--- Work to be completed ---
The records should be repeated word for word, pictures excluded.

-- START Material supplied --

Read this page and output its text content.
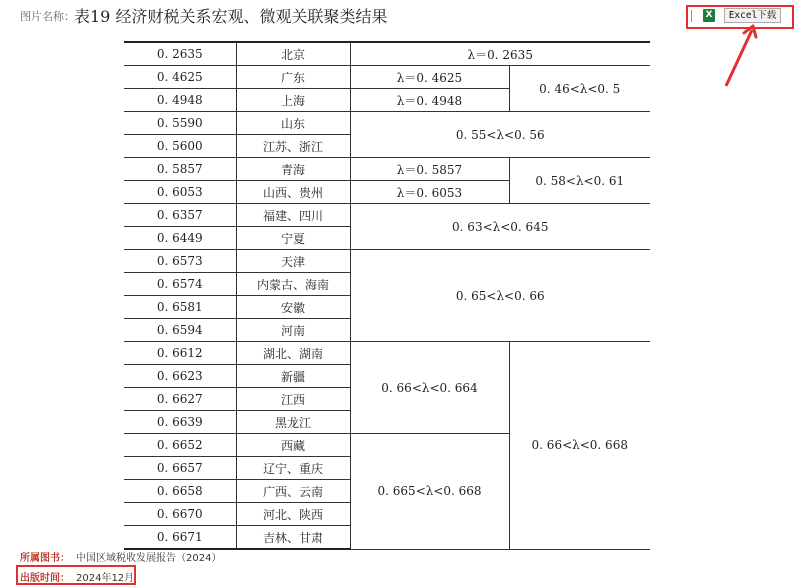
图片名称： 表19 经济财税关系宏观、微观关联聚类结果	X	Excel下载
0. 2635	北京	λ＝0. 2635	
0. 4625	广东	λ＝0. 4625	0. 46<λ<0. 5
0. 4948	上海	λ＝0. 4948	
0. 5590	山东	0. 55<λ<0. 56	
0. 5600	江苏、浙江		
0. 5857	青海	λ＝0. 5857	0. 58<λ<0. 61
0. 6053	山西、贵州	λ＝0. 6053	
0. 6357	福建、四川	0. 63<λ<0. 645	
0. 6449	宁夏		
0. 6573	天津	0. 65<λ<0. 66	
0. 6574	内蒙古、海南		
0. 6581	安徽		
0. 6594	河南		
0. 6612	湖北、湖南	0. 66<λ<0. 664	0. 66<λ<0. 668
0. 6623	新疆		
0. 6627	江西		
0. 6639	黑龙江		
0. 6652	西藏	0. 665<λ<0. 668	
0. 6657	辽宁、重庆		
0. 6658	广西、云南		
0. 6670	河北、陕西		
0. 6671	吉林、甘肃		
所属图书： 中国区域税收发展报告（2024）
出版时间： 2024年12月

-- END Material supplied --

--- Output of the exercise ---
Read this page and output its text content.
图片名称： 表19 经济财税关系宏观、微观关联聚类结果	X	Excel下载
0. 2635	北京	λ＝0. 2635	
0. 4625	广东	λ＝0. 4625	0. 46<λ<0. 5
0. 4948	上海	λ＝0. 4948	
0. 5590	山东	0. 55<λ<0. 56	
0. 5600	江苏、浙江		
0. 5857	青海	λ＝0. 5857	0. 58<λ<0. 61
0. 6053	山西、贵州	λ＝0. 6053	
0. 6357	福建、四川	0. 63<λ<0. 645	
0. 6449	宁夏		
0. 6573	天津	0. 65<λ<0. 66	
0. 6574	内蒙古、海南		
0. 6581	安徽		
0. 6594	河南		
0. 6612	湖北、湖南	0. 66<λ<0. 664	0. 66<λ<0. 668
0. 6623	新疆		
0. 6627	江西		
0. 6639	黑龙江		
0. 6652	西藏	0. 665<λ<0. 668	
0. 6657	辽宁、重庆		
0. 6658	广西、云南		
0. 6670	河北、陕西		
0. 6671	吉林、甘肃		
所属图书： 中国区域税收发展报告（2024）
出版时间： 2024年12月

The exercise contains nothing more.